## Objective:
Retype the listing that follows, exactly as written.

## Input rows:
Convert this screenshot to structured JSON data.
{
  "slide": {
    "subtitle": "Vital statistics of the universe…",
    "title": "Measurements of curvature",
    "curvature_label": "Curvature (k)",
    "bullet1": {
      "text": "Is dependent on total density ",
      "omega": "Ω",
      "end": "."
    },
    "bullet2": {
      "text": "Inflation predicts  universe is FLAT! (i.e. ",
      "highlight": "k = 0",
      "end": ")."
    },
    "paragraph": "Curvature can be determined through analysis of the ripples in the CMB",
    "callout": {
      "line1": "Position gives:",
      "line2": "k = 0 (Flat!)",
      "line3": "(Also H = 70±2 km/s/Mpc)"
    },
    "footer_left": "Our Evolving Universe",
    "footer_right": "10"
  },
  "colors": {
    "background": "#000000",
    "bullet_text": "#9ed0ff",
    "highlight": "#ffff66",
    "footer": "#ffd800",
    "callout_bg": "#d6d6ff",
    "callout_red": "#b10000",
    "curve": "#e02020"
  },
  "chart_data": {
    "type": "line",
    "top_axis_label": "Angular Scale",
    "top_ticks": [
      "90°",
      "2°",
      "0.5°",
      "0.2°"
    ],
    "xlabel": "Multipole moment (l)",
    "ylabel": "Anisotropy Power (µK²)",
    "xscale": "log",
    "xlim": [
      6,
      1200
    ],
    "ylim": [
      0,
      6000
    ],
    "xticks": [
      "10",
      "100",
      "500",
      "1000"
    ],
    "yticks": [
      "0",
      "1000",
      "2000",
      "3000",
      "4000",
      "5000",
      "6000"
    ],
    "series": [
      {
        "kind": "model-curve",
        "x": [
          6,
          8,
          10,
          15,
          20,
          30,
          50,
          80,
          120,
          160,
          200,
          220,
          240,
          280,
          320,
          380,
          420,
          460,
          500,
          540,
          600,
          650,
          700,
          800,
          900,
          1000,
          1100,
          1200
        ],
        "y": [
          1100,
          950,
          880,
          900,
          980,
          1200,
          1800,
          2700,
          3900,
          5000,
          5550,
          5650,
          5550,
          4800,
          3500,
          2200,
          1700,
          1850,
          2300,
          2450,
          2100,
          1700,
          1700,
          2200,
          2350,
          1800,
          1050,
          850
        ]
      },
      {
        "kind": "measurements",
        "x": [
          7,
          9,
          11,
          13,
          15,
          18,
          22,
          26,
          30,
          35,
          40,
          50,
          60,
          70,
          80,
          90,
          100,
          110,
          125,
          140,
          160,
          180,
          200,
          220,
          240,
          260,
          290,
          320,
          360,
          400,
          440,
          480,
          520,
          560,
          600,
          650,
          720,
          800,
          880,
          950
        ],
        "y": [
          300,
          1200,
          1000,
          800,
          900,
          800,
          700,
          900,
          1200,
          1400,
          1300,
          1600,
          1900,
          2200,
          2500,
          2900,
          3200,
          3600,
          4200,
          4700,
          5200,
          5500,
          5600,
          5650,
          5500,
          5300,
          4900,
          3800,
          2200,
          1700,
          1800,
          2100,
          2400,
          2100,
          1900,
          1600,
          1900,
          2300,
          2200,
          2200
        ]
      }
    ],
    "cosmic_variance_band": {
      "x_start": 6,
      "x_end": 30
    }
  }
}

## The completed task:
Convert this screenshot to structured JSON data.
{
  "slide": {
    "subtitle": "Vital statistics of the universe…",
    "title": "Measurements of curvature",
    "curvature_label": "Curvature (k)",
    "bullet1": {
      "text": "Is dependent on total density ",
      "omega": "Ω",
      "end": "."
    },
    "bullet2": {
      "text": "Inflation predicts  universe is FLAT! (i.e. ",
      "highlight": "k = 0",
      "end": ")."
    },
    "paragraph": "Curvature can be determined through analysis of the ripples in the CMB",
    "callout": {
      "line1": "Position gives:",
      "line2": "k = 0 (Flat!)",
      "line3": "(Also H = 70±2 km/s/Mpc)"
    },
    "footer_left": "Our Evolving Universe",
    "footer_right": "10"
  },
  "colors": {
    "background": "#000000",
    "bullet_text": "#9ed0ff",
    "highlight": "#ffff66",
    "footer": "#ffd800",
    "callout_bg": "#d6d6ff",
    "callout_red": "#b10000",
    "curve": "#e02020"
  },
  "chart_data": {
    "type": "line",
    "top_axis_label": "Angular Scale",
    "top_ticks": [
      "90°",
      "2°",
      "0.5°",
      "0.2°"
    ],
    "xlabel": "Multipole moment (l)",
    "ylabel": "Anisotropy Power (µK²)",
    "xscale": "log",
    "xlim": [
      6,
      1200
    ],
    "ylim": [
      0,
      6000
    ],
    "xticks": [
      "10",
      "100",
      "500",
      "1000"
    ],
    "yticks": [
      "0",
      "1000",
      "2000",
      "3000",
      "4000",
      "5000",
      "6000"
    ],
    "series": [
      {
        "kind": "model-curve",
        "x": [
          6,
          8,
          10,
          15,
          20,
          30,
          50,
          80,
          120,
          160,
          200,
          220,
          240,
          280,
          320,
          380,
          420,
          460,
          500,
          540,
          600,
          650,
          700,
          800,
          900,
          1000,
          1100,
          1200
        ],
        "y": [
          1100,
          950,
          880,
          900,
          980,
          1200,
          1800,
          2700,
          3900,
          5000,
          5550,
          5650,
          5550,
          4800,
          3500,
          2200,
          1700,
          1850,
          2300,
          2450,
          2100,
          1700,
          1700,
          2200,
          2350,
          1800,
          1050,
          850
        ]
      },
      {
        "kind": "measurements",
        "x": [
          7,
          9,
          11,
          13,
          15,
          18,
          22,
          26,
          30,
          35,
          40,
          50,
          60,
          70,
          80,
          90,
          100,
          110,
          125,
          140,
          160,
          180,
          200,
          220,
          240,
          260,
          290,
          320,
          360,
          400,
          440,
          480,
          520,
          560,
          600,
          650,
          720,
          800,
          880,
          950
        ],
        "y": [
          300,
          1200,
          1000,
          800,
          900,
          800,
          700,
          900,
          1200,
          1400,
          1300,
          1600,
          1900,
          2200,
          2500,
          2900,
          3200,
          3600,
          4200,
          4700,
          5200,
          5500,
          5600,
          5650,
          5500,
          5300,
          4900,
          3800,
          2200,
          1700,
          1800,
          2100,
          2400,
          2100,
          1900,
          1600,
          1900,
          2300,
          2200,
          2200
        ]
      }
    ],
    "cosmic_variance_band": {
      "x_start": 6,
      "x_end": 30
    }
  }
}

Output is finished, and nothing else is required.